Rows from a figure dataset
'''

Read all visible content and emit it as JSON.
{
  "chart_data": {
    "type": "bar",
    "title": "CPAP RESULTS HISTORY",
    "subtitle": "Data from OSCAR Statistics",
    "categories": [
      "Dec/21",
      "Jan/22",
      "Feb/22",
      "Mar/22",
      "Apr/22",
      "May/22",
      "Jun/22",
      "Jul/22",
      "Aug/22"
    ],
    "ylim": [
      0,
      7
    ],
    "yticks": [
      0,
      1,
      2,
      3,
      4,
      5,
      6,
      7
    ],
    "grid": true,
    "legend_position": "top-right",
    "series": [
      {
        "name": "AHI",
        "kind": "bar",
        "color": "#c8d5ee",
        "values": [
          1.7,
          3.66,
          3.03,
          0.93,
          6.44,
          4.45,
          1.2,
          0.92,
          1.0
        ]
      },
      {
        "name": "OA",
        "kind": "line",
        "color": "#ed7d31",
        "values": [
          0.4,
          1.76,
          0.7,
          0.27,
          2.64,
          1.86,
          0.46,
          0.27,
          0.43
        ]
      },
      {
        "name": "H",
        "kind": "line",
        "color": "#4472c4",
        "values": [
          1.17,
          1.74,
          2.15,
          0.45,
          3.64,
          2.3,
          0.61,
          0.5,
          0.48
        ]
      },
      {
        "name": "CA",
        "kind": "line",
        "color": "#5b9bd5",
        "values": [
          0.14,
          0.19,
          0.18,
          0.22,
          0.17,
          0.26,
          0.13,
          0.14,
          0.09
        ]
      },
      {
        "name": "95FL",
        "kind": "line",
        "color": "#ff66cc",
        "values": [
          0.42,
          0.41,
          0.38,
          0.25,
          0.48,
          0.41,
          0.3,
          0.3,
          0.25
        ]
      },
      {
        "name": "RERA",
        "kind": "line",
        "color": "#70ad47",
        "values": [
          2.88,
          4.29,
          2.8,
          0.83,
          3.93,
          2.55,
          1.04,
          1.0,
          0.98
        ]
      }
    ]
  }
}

'''
'''

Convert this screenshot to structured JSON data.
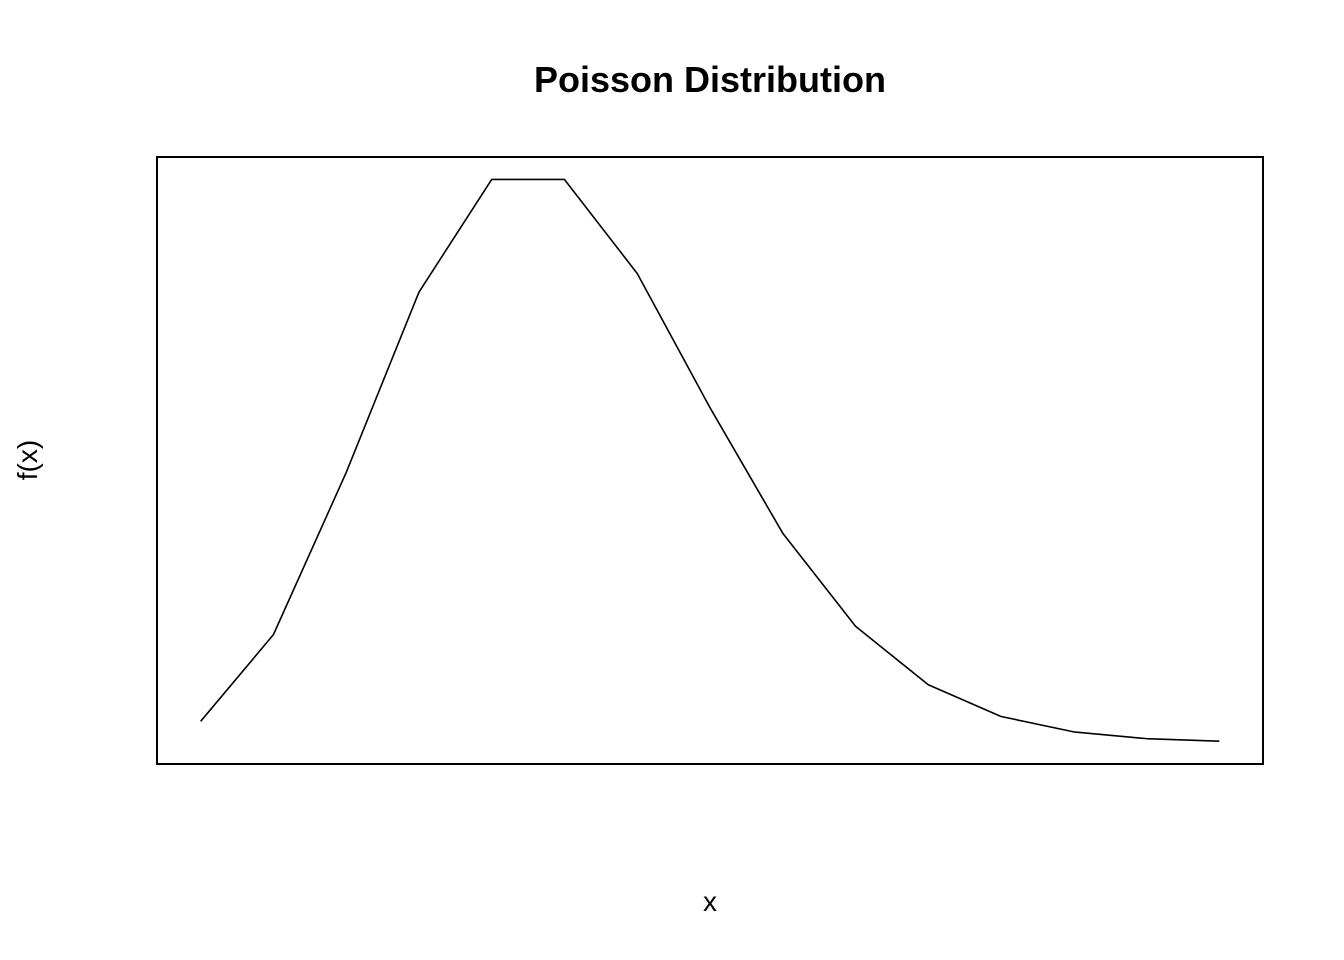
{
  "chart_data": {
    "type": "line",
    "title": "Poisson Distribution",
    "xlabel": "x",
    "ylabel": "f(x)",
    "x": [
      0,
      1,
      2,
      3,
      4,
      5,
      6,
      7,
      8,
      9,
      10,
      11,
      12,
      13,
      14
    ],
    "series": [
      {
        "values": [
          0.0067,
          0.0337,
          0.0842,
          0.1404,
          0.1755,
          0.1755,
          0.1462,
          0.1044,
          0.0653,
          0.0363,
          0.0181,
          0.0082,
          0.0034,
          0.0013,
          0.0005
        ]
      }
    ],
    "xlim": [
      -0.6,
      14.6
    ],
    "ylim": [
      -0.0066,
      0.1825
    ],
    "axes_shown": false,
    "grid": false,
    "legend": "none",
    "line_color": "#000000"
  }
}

'''
'''

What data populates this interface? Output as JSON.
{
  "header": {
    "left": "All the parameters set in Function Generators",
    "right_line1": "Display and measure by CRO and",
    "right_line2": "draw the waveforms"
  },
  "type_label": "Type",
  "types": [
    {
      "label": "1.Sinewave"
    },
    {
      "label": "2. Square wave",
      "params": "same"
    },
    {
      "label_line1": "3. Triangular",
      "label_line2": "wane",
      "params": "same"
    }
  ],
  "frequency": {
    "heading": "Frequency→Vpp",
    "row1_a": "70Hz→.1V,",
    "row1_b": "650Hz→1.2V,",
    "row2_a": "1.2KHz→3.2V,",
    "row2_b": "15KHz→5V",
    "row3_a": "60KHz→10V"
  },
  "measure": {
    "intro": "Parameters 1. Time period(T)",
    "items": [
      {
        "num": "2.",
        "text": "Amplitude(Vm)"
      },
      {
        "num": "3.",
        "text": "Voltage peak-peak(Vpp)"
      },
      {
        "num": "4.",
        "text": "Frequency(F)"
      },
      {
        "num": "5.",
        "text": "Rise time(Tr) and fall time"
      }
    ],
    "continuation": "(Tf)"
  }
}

'''

What the task requires: Pull out each line containing the word "name" and copy it.

Exercise result:
        "name": "AHI",
        "name": "OA",
        "name": "H",
        "name": "CA",
        "name": "95FL",
        "name": "RERA",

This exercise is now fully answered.